### [PROBLEM REQUIREMENTS]
Using the material that follows, identify and copy each line with the string "安慰剂组为".

### [DATASET EXTRACT]
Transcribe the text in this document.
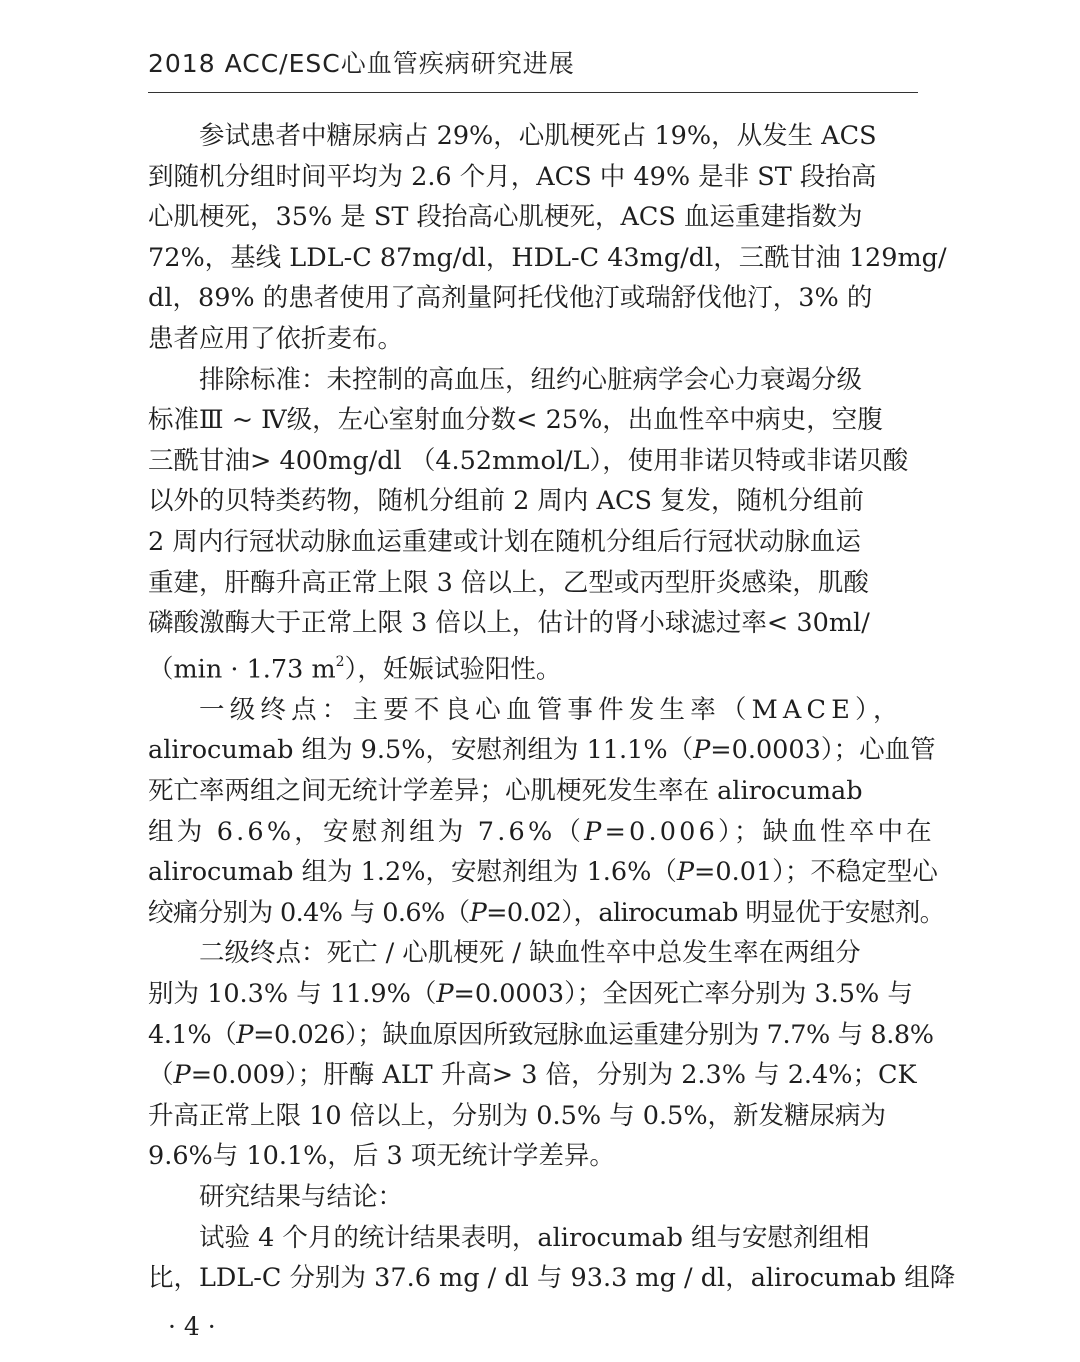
2018 ACC/ESC心血管疾病研究进展
参试患者中糖尿病占 29%，心肌梗死占 19%，从发生 ACS
到随机分组时间平均为 2.6 个月，ACS 中 49% 是非 ST 段抬高
心肌梗死，35% 是 ST 段抬高心肌梗死，ACS 血运重建指数为
72%，基线 LDL-C 87mg/dl，HDL-C 43mg/dl，三酰甘油 129mg/
dl，89% 的患者使用了高剂量阿托伐他汀或瑞舒伐他汀，3% 的
患者应用了依折麦布。
排除标准：未控制的高血压，纽约心脏病学会心力衰竭分级
标准Ⅲ ~ Ⅳ级，左心室射血分数< 25%，出血性卒中病史，空腹
三酰甘油> 400mg/dl （4.52mmol/L），使用非诺贝特或非诺贝酸
以外的贝特类药物，随机分组前 2 周内 ACS 复发，随机分组前
2 周内行冠状动脉血运重建或计划在随机分组后行冠状动脉血运
重建，肝酶升高正常上限 3 倍以上，乙型或丙型肝炎感染，肌酸
磷酸激酶大于正常上限 3 倍以上，估计的肾小球滤过率< 30ml/
（min · 1.73 $m^2$），妊娠试验阳性。
一级终点：主要不良心血管事件发生率（MACE），
alirocumab 组为 9.5%，安慰剂组为 11.1%（P=0.0003）；心血管
死亡率两组之间无统计学差异；心肌梗死发生率在 alirocumab
组为 6.6%，安慰剂组为 7.6%（P=0.006）；缺血性卒中在
alirocumab 组为 1.2%，安慰剂组为 1.6%（P=0.01）；不稳定型心
绞痛分别为 0.4% 与 0.6%（P=0.02），alirocumab 明显优于安慰剂。
二级终点：死亡 / 心肌梗死 / 缺血性卒中总发生率在两组分
别为 10.3% 与 11.9%（P=0.0003）；全因死亡率分别为 3.5% 与
4.1%（P=0.026）；缺血原因所致冠脉血运重建分别为 7.7% 与 8.8%
（P=0.009）；肝酶 ALT 升高> 3 倍，分别为 2.3% 与 2.4%；CK
升高正常上限 10 倍以上，分别为 0.5% 与 0.5%，新发糖尿病为
9.6%与 10.1%，后 3 项无统计学差异。
研究结果与结论：
试验 4 个月的统计结果表明，alirocumab 组与安慰剂组相
比，LDL-C 分别为 37.6 mg / dl 与 93.3 mg / dl，alirocumab 组降
· 4 ·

### [SOLUTION BELOW]
alirocumab 组为 9.5%，安慰剂组为 11.1%（P=0.0003）；心血管
组为 6.6%，安慰剂组为 7.6%（P=0.006）；缺血性卒中在
alirocumab 组为 1.2%，安慰剂组为 1.6%（P=0.01）；不稳定型心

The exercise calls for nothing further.